## INFORMATION GIVEN
-- BEGIN --
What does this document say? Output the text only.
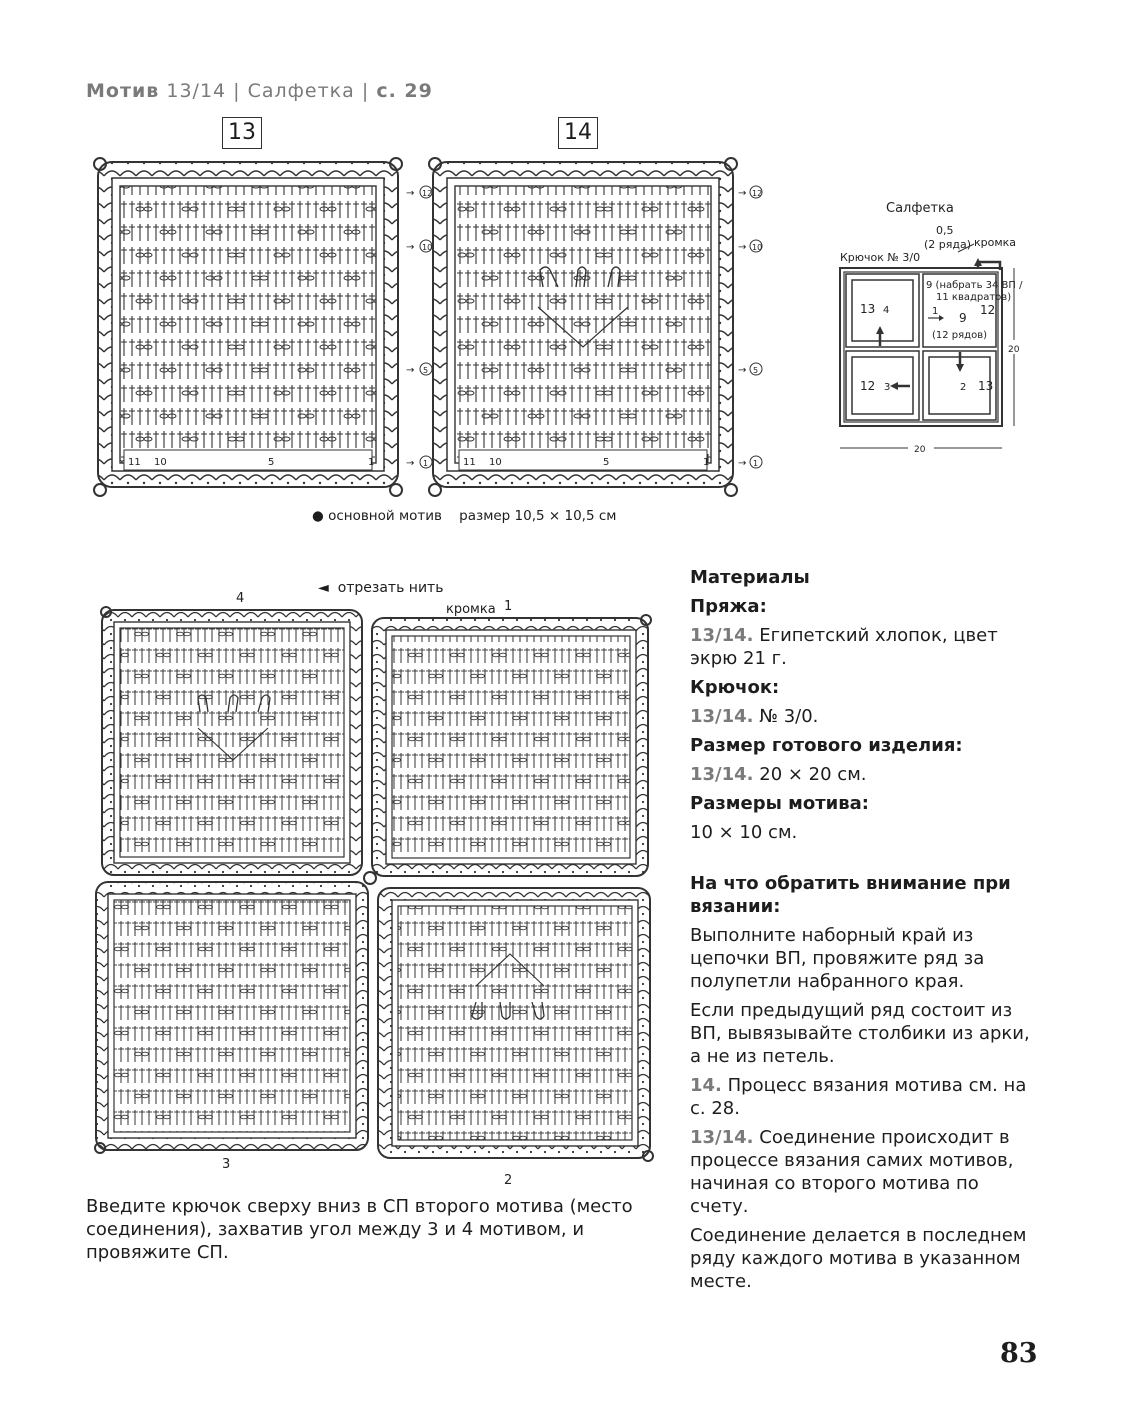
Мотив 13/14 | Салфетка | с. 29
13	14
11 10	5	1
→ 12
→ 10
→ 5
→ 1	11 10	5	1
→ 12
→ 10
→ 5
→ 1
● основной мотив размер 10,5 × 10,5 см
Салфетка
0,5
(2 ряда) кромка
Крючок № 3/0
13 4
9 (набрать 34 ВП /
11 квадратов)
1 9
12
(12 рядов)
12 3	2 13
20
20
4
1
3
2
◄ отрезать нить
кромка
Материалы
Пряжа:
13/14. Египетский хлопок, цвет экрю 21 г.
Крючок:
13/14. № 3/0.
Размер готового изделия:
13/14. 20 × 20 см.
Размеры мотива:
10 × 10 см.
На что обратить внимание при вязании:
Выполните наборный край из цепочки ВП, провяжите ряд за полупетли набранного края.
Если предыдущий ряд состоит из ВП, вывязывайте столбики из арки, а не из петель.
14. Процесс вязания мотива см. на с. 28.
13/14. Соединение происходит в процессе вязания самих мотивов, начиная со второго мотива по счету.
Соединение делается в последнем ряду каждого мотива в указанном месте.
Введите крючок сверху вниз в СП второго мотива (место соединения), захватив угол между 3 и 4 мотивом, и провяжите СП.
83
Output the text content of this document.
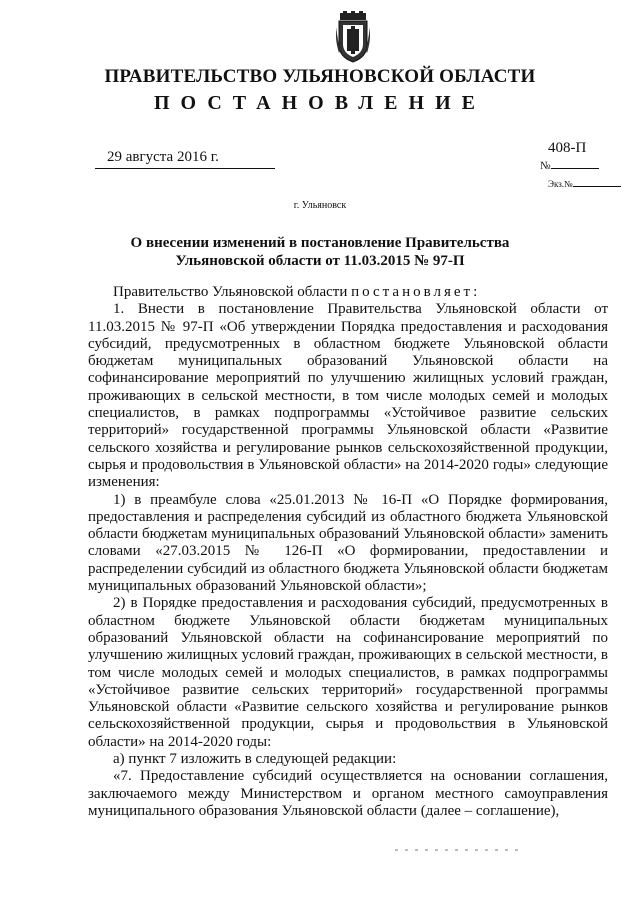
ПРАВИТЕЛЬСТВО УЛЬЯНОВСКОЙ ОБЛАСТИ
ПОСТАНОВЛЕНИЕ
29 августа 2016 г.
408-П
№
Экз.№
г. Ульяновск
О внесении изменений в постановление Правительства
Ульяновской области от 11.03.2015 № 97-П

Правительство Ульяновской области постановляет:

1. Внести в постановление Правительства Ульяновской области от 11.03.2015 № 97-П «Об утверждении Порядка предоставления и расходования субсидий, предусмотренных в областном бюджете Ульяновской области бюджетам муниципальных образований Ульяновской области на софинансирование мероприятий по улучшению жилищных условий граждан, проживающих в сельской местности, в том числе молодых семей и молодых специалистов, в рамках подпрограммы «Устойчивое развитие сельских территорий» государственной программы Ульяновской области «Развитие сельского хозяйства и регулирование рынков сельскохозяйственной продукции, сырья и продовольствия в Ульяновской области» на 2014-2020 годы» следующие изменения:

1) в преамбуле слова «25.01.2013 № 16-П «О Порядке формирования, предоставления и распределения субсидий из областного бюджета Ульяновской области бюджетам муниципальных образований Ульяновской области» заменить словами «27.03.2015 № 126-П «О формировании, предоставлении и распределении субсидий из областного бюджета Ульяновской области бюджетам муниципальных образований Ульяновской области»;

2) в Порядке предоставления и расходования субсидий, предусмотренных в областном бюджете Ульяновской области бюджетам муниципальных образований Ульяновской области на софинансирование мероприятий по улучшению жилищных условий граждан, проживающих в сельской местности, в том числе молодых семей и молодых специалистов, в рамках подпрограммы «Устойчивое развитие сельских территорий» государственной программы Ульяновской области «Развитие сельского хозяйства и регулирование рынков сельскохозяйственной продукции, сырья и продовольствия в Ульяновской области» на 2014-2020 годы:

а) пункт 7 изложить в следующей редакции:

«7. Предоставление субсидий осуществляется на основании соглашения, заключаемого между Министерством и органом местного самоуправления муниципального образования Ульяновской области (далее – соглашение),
-- END --
-- BEGIN --
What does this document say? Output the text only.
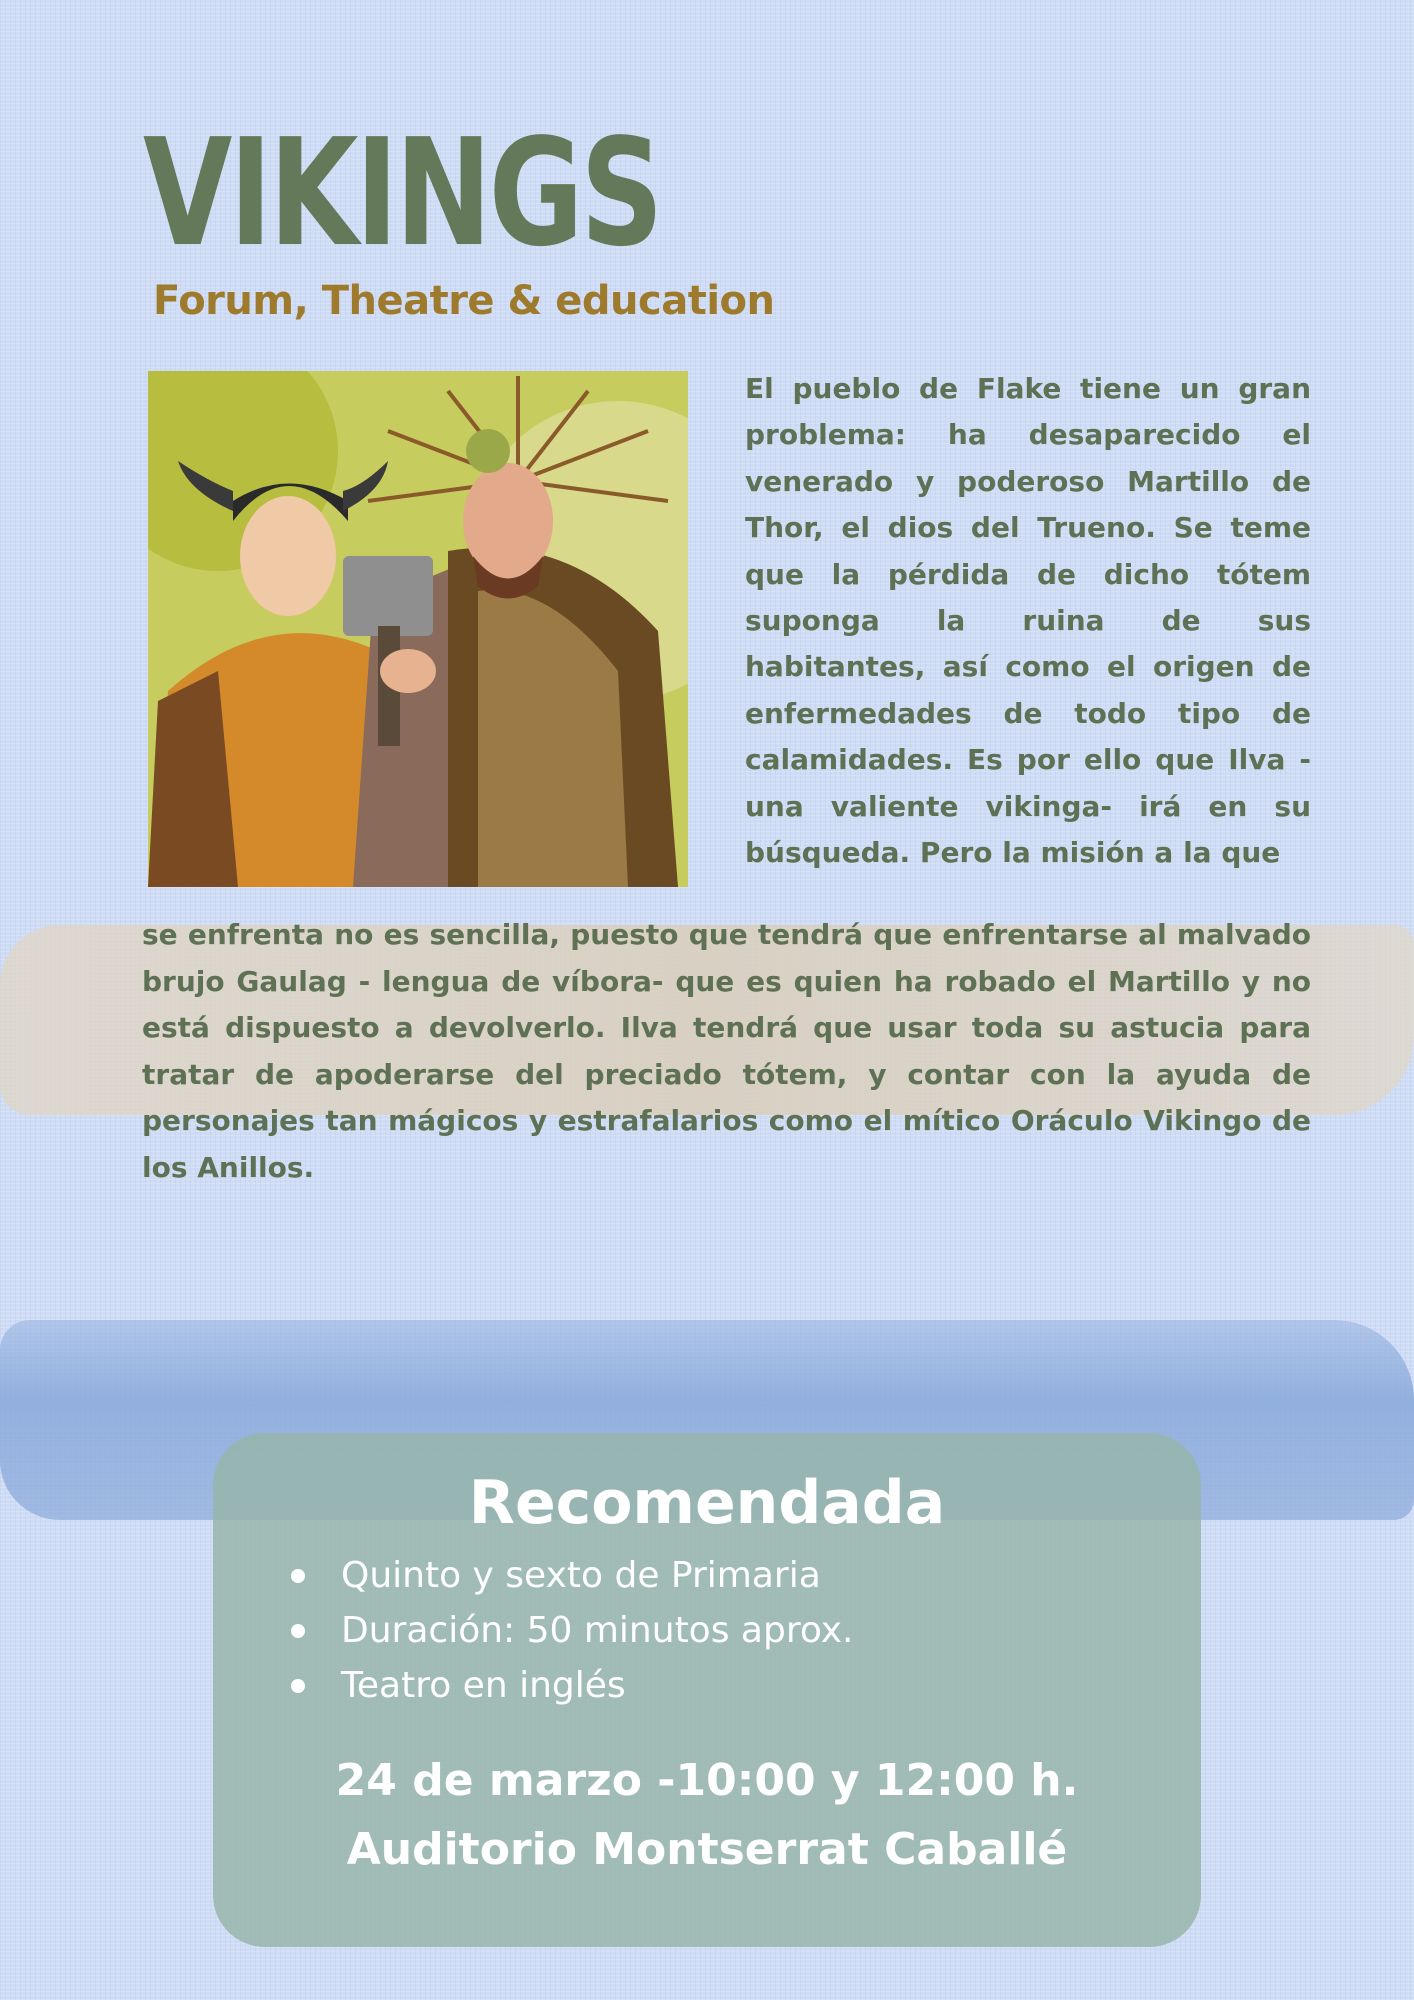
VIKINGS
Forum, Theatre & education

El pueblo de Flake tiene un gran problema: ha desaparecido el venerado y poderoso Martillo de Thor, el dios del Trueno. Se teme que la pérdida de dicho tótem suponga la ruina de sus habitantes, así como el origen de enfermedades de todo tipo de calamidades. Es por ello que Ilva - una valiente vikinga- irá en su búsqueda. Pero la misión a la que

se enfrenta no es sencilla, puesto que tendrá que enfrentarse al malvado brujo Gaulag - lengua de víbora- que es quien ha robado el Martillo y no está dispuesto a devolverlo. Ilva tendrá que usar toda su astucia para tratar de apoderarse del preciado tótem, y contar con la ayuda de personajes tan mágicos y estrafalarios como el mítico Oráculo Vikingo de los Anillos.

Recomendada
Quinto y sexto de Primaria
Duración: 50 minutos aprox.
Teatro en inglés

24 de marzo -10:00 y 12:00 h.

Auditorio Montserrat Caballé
-- END --
-- BEGIN --
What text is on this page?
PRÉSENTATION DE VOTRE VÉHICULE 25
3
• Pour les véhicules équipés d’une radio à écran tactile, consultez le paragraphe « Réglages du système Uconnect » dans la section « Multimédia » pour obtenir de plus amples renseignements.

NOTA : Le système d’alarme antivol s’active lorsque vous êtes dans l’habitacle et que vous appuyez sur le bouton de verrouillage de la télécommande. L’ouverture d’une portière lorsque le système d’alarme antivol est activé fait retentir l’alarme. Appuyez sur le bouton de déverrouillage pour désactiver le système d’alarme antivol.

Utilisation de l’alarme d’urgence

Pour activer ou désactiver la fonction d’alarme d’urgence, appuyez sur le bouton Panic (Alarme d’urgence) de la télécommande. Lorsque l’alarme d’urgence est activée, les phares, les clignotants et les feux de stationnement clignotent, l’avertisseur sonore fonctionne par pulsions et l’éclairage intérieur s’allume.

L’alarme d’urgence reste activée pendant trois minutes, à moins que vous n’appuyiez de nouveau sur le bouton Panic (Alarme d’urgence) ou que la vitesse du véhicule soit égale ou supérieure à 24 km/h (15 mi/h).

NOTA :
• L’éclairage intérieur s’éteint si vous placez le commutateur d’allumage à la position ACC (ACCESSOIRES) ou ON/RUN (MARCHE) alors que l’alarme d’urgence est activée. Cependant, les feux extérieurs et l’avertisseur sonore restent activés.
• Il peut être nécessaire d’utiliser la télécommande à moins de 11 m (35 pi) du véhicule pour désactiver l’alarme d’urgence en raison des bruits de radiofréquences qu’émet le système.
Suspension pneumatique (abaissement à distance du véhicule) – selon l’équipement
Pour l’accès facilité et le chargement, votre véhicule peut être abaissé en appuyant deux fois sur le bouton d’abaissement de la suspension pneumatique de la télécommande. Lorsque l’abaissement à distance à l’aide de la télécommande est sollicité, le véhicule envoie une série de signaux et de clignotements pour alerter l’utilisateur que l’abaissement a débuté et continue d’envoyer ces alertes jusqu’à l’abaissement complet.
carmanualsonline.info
-- END --
## REQUIREMENTS
Find the count of lines in the data above where the string "pneumatique" occurs. Provide that number alone.

## ANSWER FOR THIS EXERCISE
2